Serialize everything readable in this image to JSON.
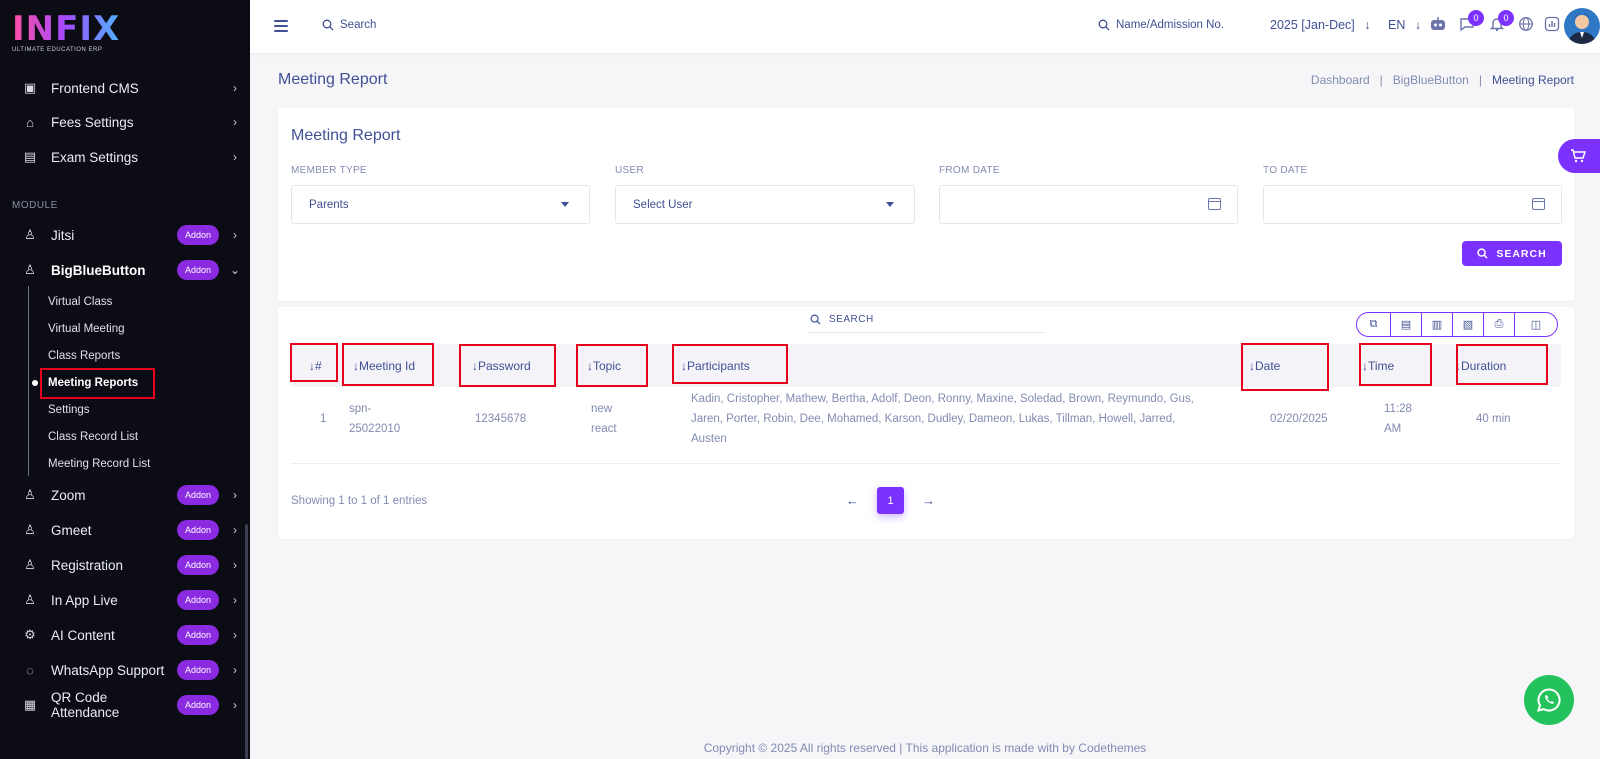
{
  "brand": {
    "logo": "INFIX",
    "tagline": "ULTIMATE EDUCATION ERP"
  },
  "sidebar": {
    "top_items": [
      {
        "label": "Frontend CMS",
        "icon": "monitor-icon"
      },
      {
        "label": "Fees Settings",
        "icon": "bank-icon"
      },
      {
        "label": "Exam Settings",
        "icon": "book-icon"
      }
    ],
    "section_label": "MODULE",
    "addon_label": "Addon",
    "modules": [
      {
        "label": "Jitsi"
      },
      {
        "label": "BigBlueButton"
      },
      {
        "label": "Zoom"
      },
      {
        "label": "Gmeet"
      },
      {
        "label": "Registration"
      },
      {
        "label": "In App Live"
      },
      {
        "label": "AI Content"
      },
      {
        "label": "WhatsApp Support"
      },
      {
        "label": "QR Code Attendance"
      }
    ],
    "submenu": [
      "Virtual Class",
      "Virtual Meeting",
      "Class Reports",
      "Meeting Reports",
      "Settings",
      "Class Record List",
      "Meeting Record List"
    ]
  },
  "topbar": {
    "search_placeholder": "Search",
    "student_search": "Name/Admission No.",
    "session": "2025 [Jan-Dec]",
    "language": "EN",
    "chat_badge": "0",
    "notification_badge": "0"
  },
  "page": {
    "title": "Meeting Report",
    "breadcrumb": [
      "Dashboard",
      "BigBlueButton",
      "Meeting Report"
    ]
  },
  "filter": {
    "title": "Meeting Report",
    "member_type_label": "MEMBER TYPE",
    "member_type_value": "Parents",
    "user_label": "USER",
    "user_value": "Select User",
    "from_date_label": "FROM DATE",
    "to_date_label": "TO DATE",
    "search_button": "SEARCH"
  },
  "table": {
    "search_placeholder": "SEARCH",
    "columns": [
      "#",
      "Meeting Id",
      "Password",
      "Topic",
      "Participants",
      "Date",
      "Time",
      "Duration"
    ],
    "rows": [
      {
        "index": "1",
        "meeting_id_1": "spn-",
        "meeting_id_2": "25022010",
        "password": "12345678",
        "topic_1": "new",
        "topic_2": "react",
        "participants_1": "Kadin, Cristopher, Mathew, Bertha, Adolf, Deon, Ronny, Maxine, Soledad, Brown, Reymundo, Gus,",
        "participants_2": "Jaren, Porter, Robin, Dee, Mohamed, Karson, Dudley, Dameon, Lukas, Tillman, Howell, Jarred,",
        "participants_3": "Austen",
        "date": "02/20/2025",
        "time_1": "11:28",
        "time_2": "AM",
        "duration": "40 min"
      }
    ],
    "entries_text": "Showing 1 to 1 of 1 entries",
    "current_page": "1"
  },
  "footer": "Copyright © 2025 All rights reserved | This application is made with by Codethemes",
  "colors": {
    "accent": "#7c32ff",
    "sidebar_bg": "#0b0c14",
    "highlight": "#e8001c",
    "whatsapp": "#24c25c"
  }
}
####################
● EXERCISE OBJECTIVE:
Except for the pictures, copy the material above exactly.

● THE RESULT:
Serialize everything readable in this image to JSON.
{
  "brand": {
    "logo": "INFIX",
    "tagline": "ULTIMATE EDUCATION ERP"
  },
  "sidebar": {
    "top_items": [
      {
        "label": "Frontend CMS",
        "icon": "monitor-icon"
      },
      {
        "label": "Fees Settings",
        "icon": "bank-icon"
      },
      {
        "label": "Exam Settings",
        "icon": "book-icon"
      }
    ],
    "section_label": "MODULE",
    "addon_label": "Addon",
    "modules": [
      {
        "label": "Jitsi"
      },
      {
        "label": "BigBlueButton"
      },
      {
        "label": "Zoom"
      },
      {
        "label": "Gmeet"
      },
      {
        "label": "Registration"
      },
      {
        "label": "In App Live"
      },
      {
        "label": "AI Content"
      },
      {
        "label": "WhatsApp Support"
      },
      {
        "label": "QR Code Attendance"
      }
    ],
    "submenu": [
      "Virtual Class",
      "Virtual Meeting",
      "Class Reports",
      "Meeting Reports",
      "Settings",
      "Class Record List",
      "Meeting Record List"
    ]
  },
  "topbar": {
    "search_placeholder": "Search",
    "student_search": "Name/Admission No.",
    "session": "2025 [Jan-Dec]",
    "language": "EN",
    "chat_badge": "0",
    "notification_badge": "0"
  },
  "page": {
    "title": "Meeting Report",
    "breadcrumb": [
      "Dashboard",
      "BigBlueButton",
      "Meeting Report"
    ]
  },
  "filter": {
    "title": "Meeting Report",
    "member_type_label": "MEMBER TYPE",
    "member_type_value": "Parents",
    "user_label": "USER",
    "user_value": "Select User",
    "from_date_label": "FROM DATE",
    "to_date_label": "TO DATE",
    "search_button": "SEARCH"
  },
  "table": {
    "search_placeholder": "SEARCH",
    "columns": [
      "#",
      "Meeting Id",
      "Password",
      "Topic",
      "Participants",
      "Date",
      "Time",
      "Duration"
    ],
    "rows": [
      {
        "index": "1",
        "meeting_id_1": "spn-",
        "meeting_id_2": "25022010",
        "password": "12345678",
        "topic_1": "new",
        "topic_2": "react",
        "participants_1": "Kadin, Cristopher, Mathew, Bertha, Adolf, Deon, Ronny, Maxine, Soledad, Brown, Reymundo, Gus,",
        "participants_2": "Jaren, Porter, Robin, Dee, Mohamed, Karson, Dudley, Dameon, Lukas, Tillman, Howell, Jarred,",
        "participants_3": "Austen",
        "date": "02/20/2025",
        "time_1": "11:28",
        "time_2": "AM",
        "duration": "40 min"
      }
    ],
    "entries_text": "Showing 1 to 1 of 1 entries",
    "current_page": "1"
  },
  "footer": "Copyright © 2025 All rights reserved | This application is made with by Codethemes",
  "colors": {
    "accent": "#7c32ff",
    "sidebar_bg": "#0b0c14",
    "highlight": "#e8001c",
    "whatsapp": "#24c25c"
  }
}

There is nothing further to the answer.